#### SUPPLIED RECORDS

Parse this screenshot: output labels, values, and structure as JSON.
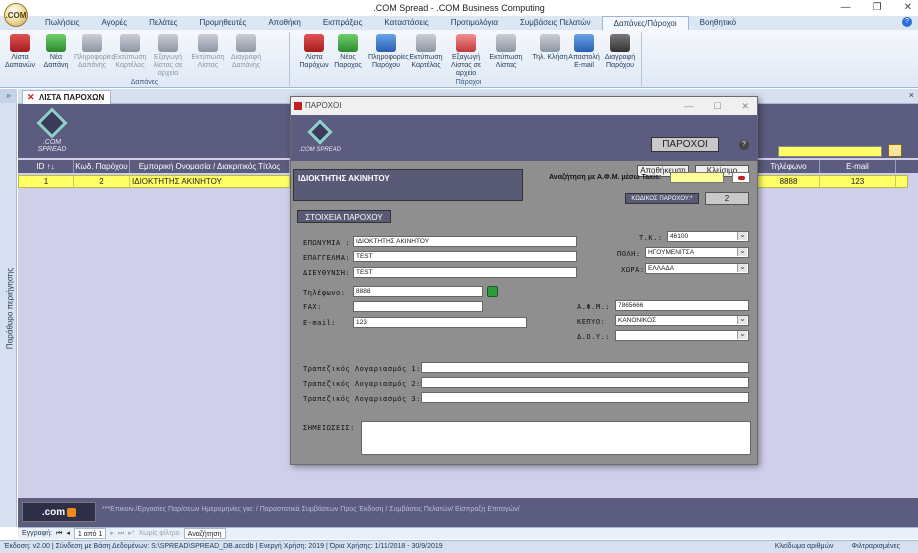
{
  "app": {
    "title": ".COM Spread - .COM Business Computing",
    "orb_label": ".COM"
  },
  "menu": {
    "tabs": [
      "Πωλήσεις",
      "Αγορές",
      "Πελάτες",
      "Προμηθευτές",
      "Αποθήκη",
      "Εισπράξεις",
      "Καταστάσεις",
      "Προτιμολόγια",
      "Συμβάσεις Πελατών",
      "Δαπάνες/Πάροχοι",
      "Βοηθητικό"
    ],
    "active": "Δαπάνες/Πάροχοι"
  },
  "ribbon": {
    "group1": {
      "label": "Δαπάνες",
      "buttons": [
        "Λίστα Δαπανών",
        "Νέα Δαπάνη",
        "Πληροφορίες Δαπάνης",
        "Εκτύπωση Καρτέλας",
        "Εξαγωγή λίστας σε αρχείο",
        "Εκτύπωση Λίστας",
        "Διαγραφή Δαπάνης"
      ]
    },
    "group2": {
      "label": "Πάροχοι",
      "buttons": [
        "Λίστα Παρόχων",
        "Νέος Παροχος",
        "Πληροφορίες Παρόχου",
        "Εκτύπωση Καρτέλας",
        "Εξαγωγή Λίστας σε αρχείο",
        "Εκτύπωση Λίστας",
        "Τηλ. Κλήση",
        "Αποστολή E-mail",
        "Διαγραφή Παρόχου"
      ]
    }
  },
  "sidebar": {
    "collapse": "»",
    "label": "Παράθυρο περιήγησης"
  },
  "doc_tab": {
    "label": "ΛΙΣΤΑ ΠΑΡΟΧΩΝ",
    "close": "×"
  },
  "grid": {
    "columns": [
      "ID ↑↓",
      "Κωδ. Παρόχου",
      "Εμπορική Ονομασία / Διακριτικός Τίτλος",
      "Τηλέφωνο",
      "E-mail"
    ],
    "rows": [
      {
        "id": "1",
        "code": "2",
        "name": "ΙΔΙΟΚΤΗΤΗΣ ΑΚΙΝΗΤΟΥ",
        "phone": "8888",
        "email": "123"
      }
    ]
  },
  "footer": {
    "logo": ".com",
    "text": "***Επικοιν./Εργασίες Παρ/σεων Ημερομηνίες για: / Παραστατικά Συμβάσεων Προς Έκδοση / Συμβάσεις Πελατών/ Είσπραξη Επιταγών/"
  },
  "navbar": {
    "record_label": "Εγγραφή:",
    "first": "⏮",
    "prev": "◂",
    "page": "1 από 1",
    "next": "▸",
    "last": "⏭",
    "new": "▸*",
    "filter": "Χωρίς φίλτρο",
    "search": "Αναζήτηση"
  },
  "status": {
    "left": "Έκδοση: v2.00  |  Σύνδεση με Βάση Δεδομένων: S:\\SPREAD\\SPREAD_DB.accdb  |  Ενεργή Χρήση: 2019  |  Όρια Χρήσης: 1/11/2018 - 30/9/2019",
    "numlock": "Κλείδωμα αριθμών",
    "filtered": "Φιλτραρισμένες"
  },
  "dialog": {
    "title": "ΠΑΡΟΧΟΙ",
    "header_title": "ΠΑΡΟΧΟΙ",
    "help": "?",
    "save_button": "Αποθήκευση",
    "close_button": "Κλείσιμο",
    "logo": ".COM SPREAD",
    "name_display": "ΙΔΙΟΚΤΗΤΗΣ ΑΚΙΝΗΤΟΥ",
    "afm_search_label": "Αναζήτηση με Α.Φ.Μ. μέσω Taxis:",
    "afm_search_value": "",
    "code_label": "ΚΩΔΙΚΟΣ ΠΑΡΟΧΟΥ:*",
    "code_value": "2",
    "section_label": "ΣΤΟΙΧΕΙΑ ΠΑΡΟΧΟΥ",
    "fields": {
      "name_label": "ΕΠΩΝΥΜΙΑ :",
      "name_value": "ΙΔΙΟΚΤΗΤΗΣ ΑΚΙΝΗΤΟΥ",
      "profession_label": "ΕΠΑΓΓΕΛΜΑ:",
      "profession_value": "TEST",
      "address_label": "ΔΙΕΥΘΥΝΣΗ:",
      "address_value": "TEST",
      "phone_label": "Τηλέφωνο:",
      "phone_value": "8888",
      "fax_label": "FAX:",
      "fax_value": "",
      "email_label": "E-mail:",
      "email_value": "123",
      "tk_label": "Τ.Κ.:",
      "tk_value": "46100",
      "city_label": "ΠΟΛΗ:",
      "city_value": "ΗΓΟΥΜΕΝΙΤΣΑ",
      "country_label": "ΧΩΡΑ:",
      "country_value": "ΕΛΛΑΔΑ",
      "afm_label": "Α.Φ.Μ.:",
      "afm_value": "7865666",
      "kepyo_label": "ΚΕΠΥΟ:",
      "kepyo_value": "ΚΑΝΟΝΙΚΟΣ",
      "doy_label": "Δ.Ο.Υ.:",
      "doy_value": "",
      "bank1_label": "Τραπεζικός Λογαριασμός 1:",
      "bank1_value": "",
      "bank2_label": "Τραπεζικός Λογαριασμός 2:",
      "bank2_value": "",
      "bank3_label": "Τραπεζικός Λογαριασμός 3:",
      "bank3_value": "",
      "notes_label": "ΣΗΜΕΙΩΣΕΙΣ:",
      "notes_value": ""
    }
  }
}
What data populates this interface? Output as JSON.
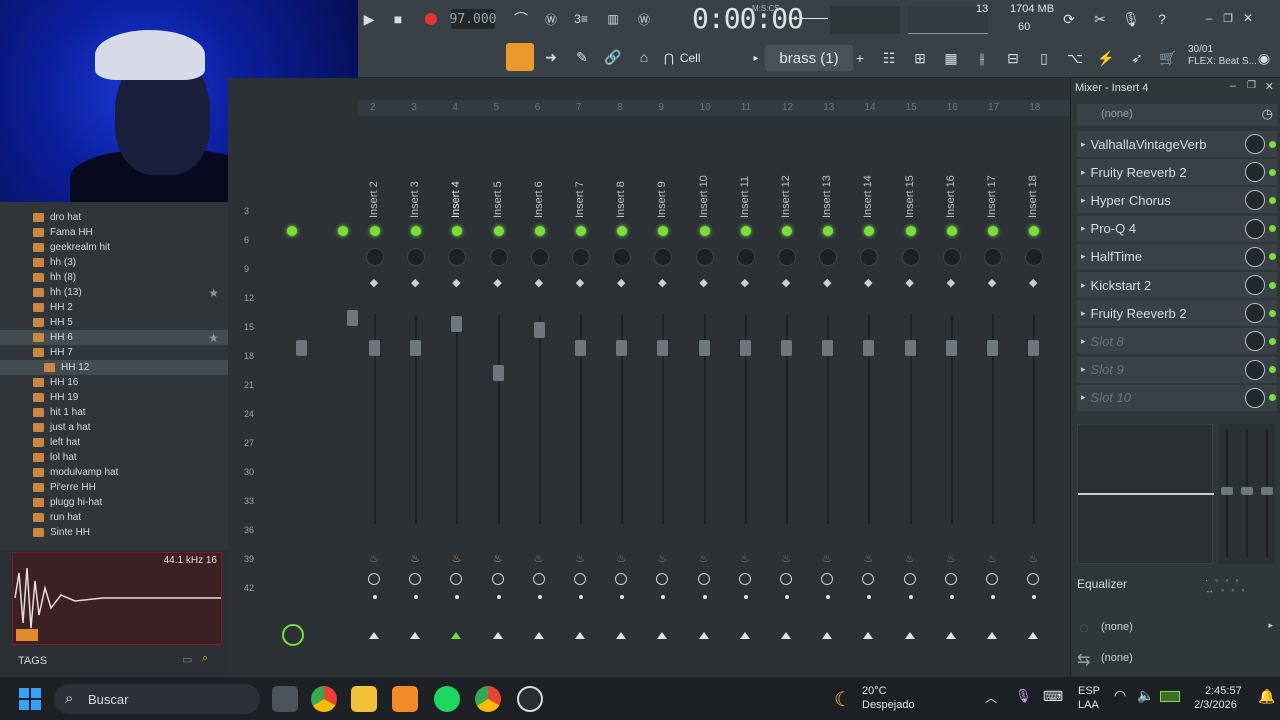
{
  "toolbar": {
    "tempo": "97.000",
    "time": "0:00:00",
    "time_unit": "M:S:CS",
    "cpu_voices": "13",
    "ram": "1704 MB",
    "polyphony": "60",
    "snap_label": "Cell",
    "pattern": "brass (1)",
    "news_date": "30/01",
    "news_text": "FLEX: Beat S..."
  },
  "browser": {
    "items": [
      "dro hat",
      "Fama HH",
      "geekrealm hit",
      "hh (3)",
      "hh (8)",
      "hh (13)",
      "HH 2",
      "HH 5",
      "HH 6",
      "HH 7",
      "HH 12",
      "HH 16",
      "HH 19",
      "hit 1 hat",
      "just a hat",
      "left hat",
      "lol hat",
      "modulvamp hat",
      "Pi'erre  HH",
      "plugg hi-hat",
      "run hat",
      "Sinte HH"
    ],
    "sample_rate": "44.1 kHz 16",
    "tags_label": "TAGS"
  },
  "mixer": {
    "ruler": [
      "2",
      "3",
      "4",
      "5",
      "6",
      "7",
      "8",
      "9",
      "10",
      "11",
      "12",
      "13",
      "14",
      "15",
      "16",
      "17",
      "18"
    ],
    "channels": [
      "Insert 2",
      "Insert 3",
      "Insert 4",
      "Insert 5",
      "Insert 6",
      "Insert 7",
      "Insert 8",
      "Insert 9",
      "Insert 10",
      "Insert 11",
      "Insert 12",
      "Insert 13",
      "Insert 14",
      "Insert 15",
      "Insert 16",
      "Insert 17",
      "Insert 18"
    ],
    "scale": [
      "3",
      "6",
      "9",
      "12",
      "15",
      "18",
      "21",
      "24",
      "27",
      "30",
      "33",
      "36",
      "39",
      "42"
    ]
  },
  "insert_panel": {
    "title": "Mixer - Insert 4",
    "preset": "(none)",
    "slots": [
      "ValhallaVintageVerb",
      "Fruity Reeverb 2",
      "Hyper Chorus",
      "Pro-Q 4",
      "HalfTime",
      "Kickstart 2",
      "Fruity Reeverb 2",
      "Slot 8",
      "Slot 9",
      "Slot 10"
    ],
    "eq_label": "Equalizer",
    "send_a": "(none)",
    "send_b": "(none)"
  },
  "taskbar": {
    "search": "Buscar",
    "temp": "20°C",
    "weather": "Despejado",
    "lang1": "ESP",
    "lang2": "LAA",
    "clock": "2:45:57",
    "date": "2/3/2026"
  },
  "colors": {
    "accent": "#7bde3a",
    "orange": "#e99a2a",
    "bg": "#2b3135"
  }
}
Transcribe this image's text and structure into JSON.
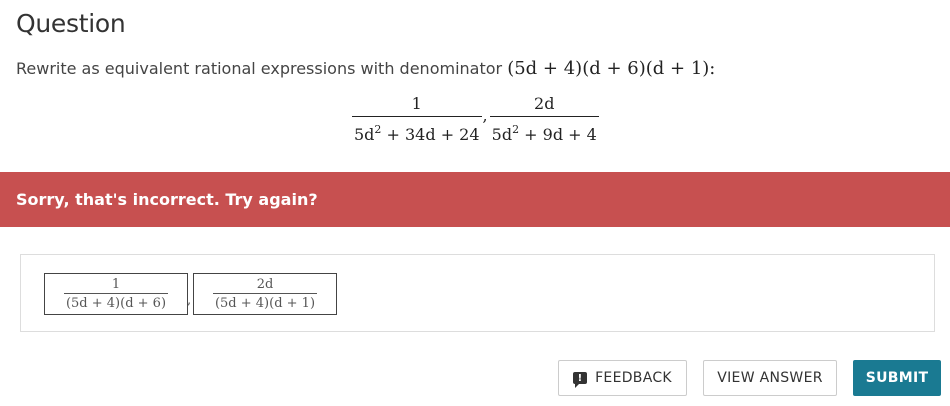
{
  "header": {
    "title": "Question"
  },
  "question": {
    "prompt_text": "Rewrite as equivalent rational expressions with denominator",
    "denominator_expr": "(5d + 4)(d + 6)(d + 1):",
    "fractions": [
      {
        "numerator": "1",
        "denominator_base": "5d",
        "denominator_exp": "2",
        "denominator_rest": " + 34d + 24"
      },
      {
        "numerator": "2d",
        "denominator_base": "5d",
        "denominator_exp": "2",
        "denominator_rest": " + 9d + 4"
      }
    ],
    "separator": ","
  },
  "feedback_banner": {
    "text": "Sorry, that's incorrect. Try again?",
    "color": "#c75050"
  },
  "answers": [
    {
      "numerator": "1",
      "denominator": "(5d + 4)(d + 6)"
    },
    {
      "numerator": "2d",
      "denominator": "(5d + 4)(d + 1)"
    }
  ],
  "answer_separator": ",",
  "buttons": {
    "feedback_label": "FEEDBACK",
    "feedback_icon": "feedback-exclamation-icon",
    "view_answer_label": "VIEW ANSWER",
    "submit_label": "SUBMIT",
    "submit_color": "#1a7a92"
  }
}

########

WHAT TO PRODUCE: Copy each line above that contains the word "Δαπάνης".

RESPONSE:
        "Πληροφορίες Δαπάνης",
        "Διαγραφή Δαπάνης"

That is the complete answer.